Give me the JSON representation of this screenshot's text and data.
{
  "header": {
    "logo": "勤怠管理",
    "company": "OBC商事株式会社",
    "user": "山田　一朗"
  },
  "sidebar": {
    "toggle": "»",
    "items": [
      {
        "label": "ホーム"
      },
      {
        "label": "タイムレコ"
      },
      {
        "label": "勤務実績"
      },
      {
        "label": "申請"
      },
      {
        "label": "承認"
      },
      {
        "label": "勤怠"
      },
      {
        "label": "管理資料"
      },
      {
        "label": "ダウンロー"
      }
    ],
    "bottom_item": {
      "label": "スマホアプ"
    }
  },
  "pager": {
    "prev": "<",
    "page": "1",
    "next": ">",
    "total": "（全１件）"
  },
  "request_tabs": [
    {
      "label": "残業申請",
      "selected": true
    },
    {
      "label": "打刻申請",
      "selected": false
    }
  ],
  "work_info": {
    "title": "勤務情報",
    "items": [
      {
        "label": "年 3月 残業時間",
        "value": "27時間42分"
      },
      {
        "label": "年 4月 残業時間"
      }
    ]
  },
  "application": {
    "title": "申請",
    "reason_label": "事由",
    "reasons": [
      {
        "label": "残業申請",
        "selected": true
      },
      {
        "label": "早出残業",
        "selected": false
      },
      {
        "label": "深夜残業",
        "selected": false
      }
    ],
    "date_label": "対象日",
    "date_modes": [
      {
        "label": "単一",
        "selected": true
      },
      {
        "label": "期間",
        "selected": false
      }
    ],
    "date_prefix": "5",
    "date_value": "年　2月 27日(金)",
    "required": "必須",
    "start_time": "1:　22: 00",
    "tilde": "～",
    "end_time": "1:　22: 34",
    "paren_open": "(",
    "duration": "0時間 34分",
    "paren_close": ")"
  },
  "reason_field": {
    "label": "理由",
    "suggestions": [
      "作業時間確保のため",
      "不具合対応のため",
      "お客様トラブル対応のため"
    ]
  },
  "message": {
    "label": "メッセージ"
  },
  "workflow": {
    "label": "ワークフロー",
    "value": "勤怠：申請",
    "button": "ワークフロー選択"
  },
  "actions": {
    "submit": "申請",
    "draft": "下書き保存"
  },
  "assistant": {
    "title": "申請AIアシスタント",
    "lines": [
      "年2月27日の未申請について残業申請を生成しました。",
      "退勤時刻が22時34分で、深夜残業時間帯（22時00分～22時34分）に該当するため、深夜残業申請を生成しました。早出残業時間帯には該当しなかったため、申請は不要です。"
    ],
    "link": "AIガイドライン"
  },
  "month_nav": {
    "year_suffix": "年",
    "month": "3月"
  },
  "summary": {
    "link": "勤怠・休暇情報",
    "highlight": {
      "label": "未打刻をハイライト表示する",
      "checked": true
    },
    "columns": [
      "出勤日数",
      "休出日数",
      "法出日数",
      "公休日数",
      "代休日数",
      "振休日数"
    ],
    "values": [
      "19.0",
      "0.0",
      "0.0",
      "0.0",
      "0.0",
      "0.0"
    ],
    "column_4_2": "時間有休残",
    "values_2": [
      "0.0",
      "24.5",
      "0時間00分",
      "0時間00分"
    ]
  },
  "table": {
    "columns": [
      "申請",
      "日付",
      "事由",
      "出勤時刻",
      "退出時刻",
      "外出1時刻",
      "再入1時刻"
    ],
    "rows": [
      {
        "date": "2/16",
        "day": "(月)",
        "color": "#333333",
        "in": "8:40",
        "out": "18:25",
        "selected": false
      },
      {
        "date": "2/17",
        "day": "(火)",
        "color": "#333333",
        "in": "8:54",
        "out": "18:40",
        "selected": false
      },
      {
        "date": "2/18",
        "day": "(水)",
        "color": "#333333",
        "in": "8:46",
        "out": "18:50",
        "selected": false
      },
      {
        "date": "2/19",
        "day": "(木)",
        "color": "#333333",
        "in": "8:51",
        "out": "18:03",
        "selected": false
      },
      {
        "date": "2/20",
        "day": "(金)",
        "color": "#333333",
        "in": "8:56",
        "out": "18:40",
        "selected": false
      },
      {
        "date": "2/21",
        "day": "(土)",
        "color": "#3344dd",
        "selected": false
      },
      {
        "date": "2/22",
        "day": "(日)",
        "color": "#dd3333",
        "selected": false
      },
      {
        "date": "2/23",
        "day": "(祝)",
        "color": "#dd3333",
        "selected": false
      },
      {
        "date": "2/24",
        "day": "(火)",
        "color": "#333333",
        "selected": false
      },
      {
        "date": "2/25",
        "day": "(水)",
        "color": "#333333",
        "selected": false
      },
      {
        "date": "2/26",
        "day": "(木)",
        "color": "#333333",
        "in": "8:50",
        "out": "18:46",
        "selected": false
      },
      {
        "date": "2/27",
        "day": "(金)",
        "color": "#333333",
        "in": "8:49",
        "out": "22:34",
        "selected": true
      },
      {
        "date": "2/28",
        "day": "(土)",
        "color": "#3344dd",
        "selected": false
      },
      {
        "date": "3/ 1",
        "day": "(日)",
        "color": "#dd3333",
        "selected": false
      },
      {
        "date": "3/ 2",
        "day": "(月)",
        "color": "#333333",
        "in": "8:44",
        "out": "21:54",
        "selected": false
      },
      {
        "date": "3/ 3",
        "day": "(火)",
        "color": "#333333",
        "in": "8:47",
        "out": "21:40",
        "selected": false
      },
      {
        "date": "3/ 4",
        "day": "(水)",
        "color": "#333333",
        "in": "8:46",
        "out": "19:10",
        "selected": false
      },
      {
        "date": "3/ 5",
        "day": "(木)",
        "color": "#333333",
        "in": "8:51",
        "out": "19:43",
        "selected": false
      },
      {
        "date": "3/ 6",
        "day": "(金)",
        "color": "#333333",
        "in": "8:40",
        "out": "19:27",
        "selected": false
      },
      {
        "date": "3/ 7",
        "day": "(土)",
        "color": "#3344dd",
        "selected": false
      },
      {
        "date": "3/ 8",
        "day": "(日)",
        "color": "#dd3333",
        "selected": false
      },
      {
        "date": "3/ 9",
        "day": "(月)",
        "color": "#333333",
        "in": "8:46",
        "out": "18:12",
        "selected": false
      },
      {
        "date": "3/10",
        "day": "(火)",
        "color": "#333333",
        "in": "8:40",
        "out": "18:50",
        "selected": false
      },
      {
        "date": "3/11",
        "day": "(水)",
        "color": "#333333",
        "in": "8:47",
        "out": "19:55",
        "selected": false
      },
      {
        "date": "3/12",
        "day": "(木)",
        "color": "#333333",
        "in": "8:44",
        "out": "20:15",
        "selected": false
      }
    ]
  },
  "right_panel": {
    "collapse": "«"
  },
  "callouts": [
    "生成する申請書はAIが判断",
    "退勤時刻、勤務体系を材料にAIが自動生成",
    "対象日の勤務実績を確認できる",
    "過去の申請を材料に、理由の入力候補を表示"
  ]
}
* * * * *
» Problem details
Restate the whole listing exactly, leaving out nothing.

» Result of this task
Give me the JSON representation of this screenshot's text and data.
{
  "header": {
    "logo": "勤怠管理",
    "company": "OBC商事株式会社",
    "user": "山田　一朗"
  },
  "sidebar": {
    "toggle": "»",
    "items": [
      {
        "label": "ホーム"
      },
      {
        "label": "タイムレコ"
      },
      {
        "label": "勤務実績"
      },
      {
        "label": "申請"
      },
      {
        "label": "承認"
      },
      {
        "label": "勤怠"
      },
      {
        "label": "管理資料"
      },
      {
        "label": "ダウンロー"
      }
    ],
    "bottom_item": {
      "label": "スマホアプ"
    }
  },
  "pager": {
    "prev": "<",
    "page": "1",
    "next": ">",
    "total": "（全１件）"
  },
  "request_tabs": [
    {
      "label": "残業申請",
      "selected": true
    },
    {
      "label": "打刻申請",
      "selected": false
    }
  ],
  "work_info": {
    "title": "勤務情報",
    "items": [
      {
        "label": "年 3月 残業時間",
        "value": "27時間42分"
      },
      {
        "label": "年 4月 残業時間"
      }
    ]
  },
  "application": {
    "title": "申請",
    "reason_label": "事由",
    "reasons": [
      {
        "label": "残業申請",
        "selected": true
      },
      {
        "label": "早出残業",
        "selected": false
      },
      {
        "label": "深夜残業",
        "selected": false
      }
    ],
    "date_label": "対象日",
    "date_modes": [
      {
        "label": "単一",
        "selected": true
      },
      {
        "label": "期間",
        "selected": false
      }
    ],
    "date_prefix": "5",
    "date_value": "年　2月 27日(金)",
    "required": "必須",
    "start_time": "1:　22: 00",
    "tilde": "～",
    "end_time": "1:　22: 34",
    "paren_open": "(",
    "duration": "0時間 34分",
    "paren_close": ")"
  },
  "reason_field": {
    "label": "理由",
    "suggestions": [
      "作業時間確保のため",
      "不具合対応のため",
      "お客様トラブル対応のため"
    ]
  },
  "message": {
    "label": "メッセージ"
  },
  "workflow": {
    "label": "ワークフロー",
    "value": "勤怠：申請",
    "button": "ワークフロー選択"
  },
  "actions": {
    "submit": "申請",
    "draft": "下書き保存"
  },
  "assistant": {
    "title": "申請AIアシスタント",
    "lines": [
      "年2月27日の未申請について残業申請を生成しました。",
      "退勤時刻が22時34分で、深夜残業時間帯（22時00分～22時34分）に該当するため、深夜残業申請を生成しました。早出残業時間帯には該当しなかったため、申請は不要です。"
    ],
    "link": "AIガイドライン"
  },
  "month_nav": {
    "year_suffix": "年",
    "month": "3月"
  },
  "summary": {
    "link": "勤怠・休暇情報",
    "highlight": {
      "label": "未打刻をハイライト表示する",
      "checked": true
    },
    "columns": [
      "出勤日数",
      "休出日数",
      "法出日数",
      "公休日数",
      "代休日数",
      "振休日数"
    ],
    "values": [
      "19.0",
      "0.0",
      "0.0",
      "0.0",
      "0.0",
      "0.0"
    ],
    "column_4_2": "時間有休残",
    "values_2": [
      "0.0",
      "24.5",
      "0時間00分",
      "0時間00分"
    ]
  },
  "table": {
    "columns": [
      "申請",
      "日付",
      "事由",
      "出勤時刻",
      "退出時刻",
      "外出1時刻",
      "再入1時刻"
    ],
    "rows": [
      {
        "date": "2/16",
        "day": "(月)",
        "color": "#333333",
        "in": "8:40",
        "out": "18:25",
        "selected": false
      },
      {
        "date": "2/17",
        "day": "(火)",
        "color": "#333333",
        "in": "8:54",
        "out": "18:40",
        "selected": false
      },
      {
        "date": "2/18",
        "day": "(水)",
        "color": "#333333",
        "in": "8:46",
        "out": "18:50",
        "selected": false
      },
      {
        "date": "2/19",
        "day": "(木)",
        "color": "#333333",
        "in": "8:51",
        "out": "18:03",
        "selected": false
      },
      {
        "date": "2/20",
        "day": "(金)",
        "color": "#333333",
        "in": "8:56",
        "out": "18:40",
        "selected": false
      },
      {
        "date": "2/21",
        "day": "(土)",
        "color": "#3344dd",
        "selected": false
      },
      {
        "date": "2/22",
        "day": "(日)",
        "color": "#dd3333",
        "selected": false
      },
      {
        "date": "2/23",
        "day": "(祝)",
        "color": "#dd3333",
        "selected": false
      },
      {
        "date": "2/24",
        "day": "(火)",
        "color": "#333333",
        "selected": false
      },
      {
        "date": "2/25",
        "day": "(水)",
        "color": "#333333",
        "selected": false
      },
      {
        "date": "2/26",
        "day": "(木)",
        "color": "#333333",
        "in": "8:50",
        "out": "18:46",
        "selected": false
      },
      {
        "date": "2/27",
        "day": "(金)",
        "color": "#333333",
        "in": "8:49",
        "out": "22:34",
        "selected": true
      },
      {
        "date": "2/28",
        "day": "(土)",
        "color": "#3344dd",
        "selected": false
      },
      {
        "date": "3/ 1",
        "day": "(日)",
        "color": "#dd3333",
        "selected": false
      },
      {
        "date": "3/ 2",
        "day": "(月)",
        "color": "#333333",
        "in": "8:44",
        "out": "21:54",
        "selected": false
      },
      {
        "date": "3/ 3",
        "day": "(火)",
        "color": "#333333",
        "in": "8:47",
        "out": "21:40",
        "selected": false
      },
      {
        "date": "3/ 4",
        "day": "(水)",
        "color": "#333333",
        "in": "8:46",
        "out": "19:10",
        "selected": false
      },
      {
        "date": "3/ 5",
        "day": "(木)",
        "color": "#333333",
        "in": "8:51",
        "out": "19:43",
        "selected": false
      },
      {
        "date": "3/ 6",
        "day": "(金)",
        "color": "#333333",
        "in": "8:40",
        "out": "19:27",
        "selected": false
      },
      {
        "date": "3/ 7",
        "day": "(土)",
        "color": "#3344dd",
        "selected": false
      },
      {
        "date": "3/ 8",
        "day": "(日)",
        "color": "#dd3333",
        "selected": false
      },
      {
        "date": "3/ 9",
        "day": "(月)",
        "color": "#333333",
        "in": "8:46",
        "out": "18:12",
        "selected": false
      },
      {
        "date": "3/10",
        "day": "(火)",
        "color": "#333333",
        "in": "8:40",
        "out": "18:50",
        "selected": false
      },
      {
        "date": "3/11",
        "day": "(水)",
        "color": "#333333",
        "in": "8:47",
        "out": "19:55",
        "selected": false
      },
      {
        "date": "3/12",
        "day": "(木)",
        "color": "#333333",
        "in": "8:44",
        "out": "20:15",
        "selected": false
      }
    ]
  },
  "right_panel": {
    "collapse": "«"
  },
  "callouts": [
    "生成する申請書はAIが判断",
    "退勤時刻、勤務体系を材料にAIが自動生成",
    "対象日の勤務実績を確認できる",
    "過去の申請を材料に、理由の入力候補を表示"
  ]
}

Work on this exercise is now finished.